→ **TASK BRIEF**
Show all lines holding the string "length".

----- AVAILABLE RECORDS

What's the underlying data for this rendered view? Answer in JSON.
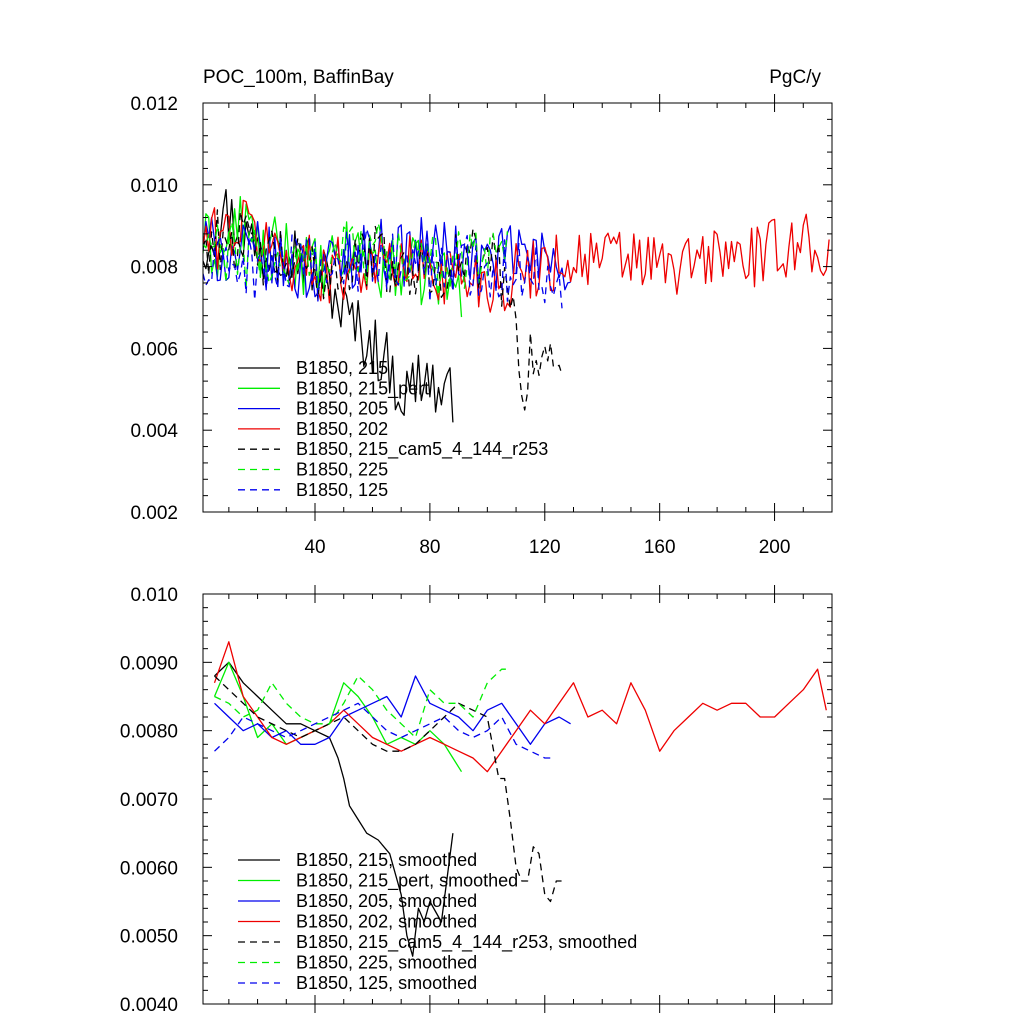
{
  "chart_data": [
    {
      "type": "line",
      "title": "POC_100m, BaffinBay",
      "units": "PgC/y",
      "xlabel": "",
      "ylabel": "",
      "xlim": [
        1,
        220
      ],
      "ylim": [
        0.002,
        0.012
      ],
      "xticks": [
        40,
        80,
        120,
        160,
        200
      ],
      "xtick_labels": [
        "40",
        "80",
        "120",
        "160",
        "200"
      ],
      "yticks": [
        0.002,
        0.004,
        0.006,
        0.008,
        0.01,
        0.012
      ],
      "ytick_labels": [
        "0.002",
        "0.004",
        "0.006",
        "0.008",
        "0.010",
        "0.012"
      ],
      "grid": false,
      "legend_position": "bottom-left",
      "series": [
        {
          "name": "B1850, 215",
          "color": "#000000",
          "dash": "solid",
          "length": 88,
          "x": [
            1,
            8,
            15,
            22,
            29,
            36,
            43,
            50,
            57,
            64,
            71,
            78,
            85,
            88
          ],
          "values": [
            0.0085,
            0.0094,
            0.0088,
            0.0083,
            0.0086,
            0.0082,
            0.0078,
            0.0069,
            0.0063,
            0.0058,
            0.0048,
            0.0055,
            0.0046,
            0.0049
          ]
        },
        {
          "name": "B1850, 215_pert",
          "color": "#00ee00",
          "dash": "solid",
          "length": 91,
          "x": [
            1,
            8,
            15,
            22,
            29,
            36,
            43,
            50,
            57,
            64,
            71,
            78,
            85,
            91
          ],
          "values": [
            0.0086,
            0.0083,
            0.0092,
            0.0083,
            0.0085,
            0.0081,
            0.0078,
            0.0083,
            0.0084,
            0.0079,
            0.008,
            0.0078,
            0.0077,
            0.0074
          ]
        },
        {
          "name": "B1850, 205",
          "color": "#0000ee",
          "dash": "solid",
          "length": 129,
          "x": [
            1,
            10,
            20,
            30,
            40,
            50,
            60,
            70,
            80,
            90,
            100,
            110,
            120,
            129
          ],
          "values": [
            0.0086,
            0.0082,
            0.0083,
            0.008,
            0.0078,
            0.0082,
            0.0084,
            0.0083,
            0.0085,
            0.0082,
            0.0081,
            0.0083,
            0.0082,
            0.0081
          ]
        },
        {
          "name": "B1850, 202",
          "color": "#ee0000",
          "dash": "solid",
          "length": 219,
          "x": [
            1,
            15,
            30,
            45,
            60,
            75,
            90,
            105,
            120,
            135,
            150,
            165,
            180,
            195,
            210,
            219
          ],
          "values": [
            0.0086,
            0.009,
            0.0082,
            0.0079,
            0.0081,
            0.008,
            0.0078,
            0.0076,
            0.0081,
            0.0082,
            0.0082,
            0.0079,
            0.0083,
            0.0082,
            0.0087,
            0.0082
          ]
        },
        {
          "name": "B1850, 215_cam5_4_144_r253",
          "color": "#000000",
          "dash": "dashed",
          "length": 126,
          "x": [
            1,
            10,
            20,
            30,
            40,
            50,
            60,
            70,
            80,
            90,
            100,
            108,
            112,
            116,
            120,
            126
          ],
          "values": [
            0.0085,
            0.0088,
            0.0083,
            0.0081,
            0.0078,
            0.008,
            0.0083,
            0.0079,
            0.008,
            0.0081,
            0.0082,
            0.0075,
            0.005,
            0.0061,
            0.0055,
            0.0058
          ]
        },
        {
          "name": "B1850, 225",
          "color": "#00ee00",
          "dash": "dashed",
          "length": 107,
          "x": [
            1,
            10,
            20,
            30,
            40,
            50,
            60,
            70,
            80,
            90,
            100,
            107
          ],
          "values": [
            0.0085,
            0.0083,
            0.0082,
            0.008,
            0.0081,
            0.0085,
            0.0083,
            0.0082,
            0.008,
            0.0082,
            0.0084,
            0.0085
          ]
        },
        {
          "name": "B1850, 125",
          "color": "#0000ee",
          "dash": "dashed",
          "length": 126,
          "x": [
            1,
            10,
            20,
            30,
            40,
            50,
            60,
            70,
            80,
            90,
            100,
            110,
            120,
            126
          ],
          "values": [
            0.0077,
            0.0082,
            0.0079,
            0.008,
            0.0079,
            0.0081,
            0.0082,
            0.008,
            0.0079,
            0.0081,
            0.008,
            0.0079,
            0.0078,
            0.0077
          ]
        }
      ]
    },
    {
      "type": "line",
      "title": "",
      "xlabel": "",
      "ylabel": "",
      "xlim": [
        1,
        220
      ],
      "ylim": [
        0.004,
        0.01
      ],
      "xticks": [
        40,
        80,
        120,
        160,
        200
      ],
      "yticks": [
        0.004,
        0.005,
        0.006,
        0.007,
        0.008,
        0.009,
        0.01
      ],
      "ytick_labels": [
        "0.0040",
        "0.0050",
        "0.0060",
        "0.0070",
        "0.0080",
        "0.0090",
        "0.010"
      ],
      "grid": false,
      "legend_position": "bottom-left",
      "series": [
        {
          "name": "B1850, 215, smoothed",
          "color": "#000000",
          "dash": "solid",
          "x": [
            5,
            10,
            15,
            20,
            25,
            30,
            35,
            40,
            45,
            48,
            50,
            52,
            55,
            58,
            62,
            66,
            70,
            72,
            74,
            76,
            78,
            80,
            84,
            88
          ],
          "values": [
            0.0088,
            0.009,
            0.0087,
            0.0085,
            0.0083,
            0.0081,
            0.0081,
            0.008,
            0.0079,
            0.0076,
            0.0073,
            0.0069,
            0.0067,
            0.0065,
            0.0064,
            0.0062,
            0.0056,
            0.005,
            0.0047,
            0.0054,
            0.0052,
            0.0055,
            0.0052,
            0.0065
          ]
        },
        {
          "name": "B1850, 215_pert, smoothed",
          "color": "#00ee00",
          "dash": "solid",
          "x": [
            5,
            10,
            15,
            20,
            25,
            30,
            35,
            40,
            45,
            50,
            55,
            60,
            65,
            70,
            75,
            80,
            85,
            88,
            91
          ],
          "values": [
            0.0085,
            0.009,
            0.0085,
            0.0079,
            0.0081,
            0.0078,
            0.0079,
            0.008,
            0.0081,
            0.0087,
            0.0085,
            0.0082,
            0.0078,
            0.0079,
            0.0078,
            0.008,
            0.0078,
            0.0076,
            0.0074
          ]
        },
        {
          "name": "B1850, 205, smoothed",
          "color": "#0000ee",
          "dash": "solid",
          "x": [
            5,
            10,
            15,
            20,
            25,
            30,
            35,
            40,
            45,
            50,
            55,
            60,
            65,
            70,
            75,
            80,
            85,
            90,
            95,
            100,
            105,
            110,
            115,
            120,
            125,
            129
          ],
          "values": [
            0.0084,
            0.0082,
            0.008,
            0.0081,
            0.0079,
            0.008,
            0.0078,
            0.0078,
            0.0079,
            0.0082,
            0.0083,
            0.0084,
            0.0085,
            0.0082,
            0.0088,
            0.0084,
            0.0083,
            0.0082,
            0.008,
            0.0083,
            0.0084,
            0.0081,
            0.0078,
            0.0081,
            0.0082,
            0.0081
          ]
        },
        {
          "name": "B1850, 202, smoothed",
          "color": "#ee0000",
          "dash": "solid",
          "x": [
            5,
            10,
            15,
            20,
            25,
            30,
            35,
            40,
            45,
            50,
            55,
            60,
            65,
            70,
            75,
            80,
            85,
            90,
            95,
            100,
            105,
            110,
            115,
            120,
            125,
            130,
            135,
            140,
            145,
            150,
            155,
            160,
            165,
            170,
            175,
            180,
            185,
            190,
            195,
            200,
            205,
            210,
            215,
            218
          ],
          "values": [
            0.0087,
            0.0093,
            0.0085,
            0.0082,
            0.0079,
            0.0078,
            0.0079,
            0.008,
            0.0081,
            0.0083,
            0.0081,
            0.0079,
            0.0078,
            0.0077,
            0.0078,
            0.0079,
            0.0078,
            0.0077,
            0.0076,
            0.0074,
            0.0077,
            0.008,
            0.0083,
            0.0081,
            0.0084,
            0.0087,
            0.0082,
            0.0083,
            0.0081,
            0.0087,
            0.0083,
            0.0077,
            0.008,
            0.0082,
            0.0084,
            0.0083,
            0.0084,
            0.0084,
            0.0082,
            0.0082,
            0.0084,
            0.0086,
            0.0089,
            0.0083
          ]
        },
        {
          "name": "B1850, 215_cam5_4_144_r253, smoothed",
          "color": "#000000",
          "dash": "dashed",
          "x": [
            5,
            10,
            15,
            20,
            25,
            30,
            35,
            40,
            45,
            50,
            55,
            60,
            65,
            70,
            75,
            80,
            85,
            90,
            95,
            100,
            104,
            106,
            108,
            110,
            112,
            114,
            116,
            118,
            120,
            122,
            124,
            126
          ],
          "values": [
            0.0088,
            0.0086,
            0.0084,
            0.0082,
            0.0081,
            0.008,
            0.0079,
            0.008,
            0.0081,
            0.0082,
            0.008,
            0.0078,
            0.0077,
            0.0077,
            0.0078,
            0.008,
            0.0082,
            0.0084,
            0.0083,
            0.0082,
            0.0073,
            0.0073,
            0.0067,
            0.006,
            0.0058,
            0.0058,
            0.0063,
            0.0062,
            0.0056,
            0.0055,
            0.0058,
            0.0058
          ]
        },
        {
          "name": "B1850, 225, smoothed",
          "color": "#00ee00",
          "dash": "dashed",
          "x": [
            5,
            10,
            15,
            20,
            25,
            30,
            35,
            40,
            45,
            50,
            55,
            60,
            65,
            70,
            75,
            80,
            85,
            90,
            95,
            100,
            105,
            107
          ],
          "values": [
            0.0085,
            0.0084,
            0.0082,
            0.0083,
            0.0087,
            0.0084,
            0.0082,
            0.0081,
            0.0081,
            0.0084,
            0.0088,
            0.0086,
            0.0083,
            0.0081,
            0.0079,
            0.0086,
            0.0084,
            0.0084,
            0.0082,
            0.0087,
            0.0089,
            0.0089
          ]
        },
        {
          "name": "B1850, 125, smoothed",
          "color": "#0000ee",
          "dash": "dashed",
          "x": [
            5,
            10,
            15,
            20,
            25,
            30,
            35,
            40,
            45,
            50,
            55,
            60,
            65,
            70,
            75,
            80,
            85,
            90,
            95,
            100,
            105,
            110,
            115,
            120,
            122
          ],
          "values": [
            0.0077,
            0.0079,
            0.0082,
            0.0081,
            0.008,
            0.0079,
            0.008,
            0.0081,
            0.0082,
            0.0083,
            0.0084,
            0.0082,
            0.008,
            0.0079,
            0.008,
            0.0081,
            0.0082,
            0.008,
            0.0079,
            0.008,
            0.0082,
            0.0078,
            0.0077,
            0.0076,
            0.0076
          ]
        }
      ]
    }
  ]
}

----------

→ **CORRECT RESULT**
          "length": 88,
          "length": 91,
          "length": 129,
          "length": 219,
          "length": 126,
          "length": 107,
          "length": 126,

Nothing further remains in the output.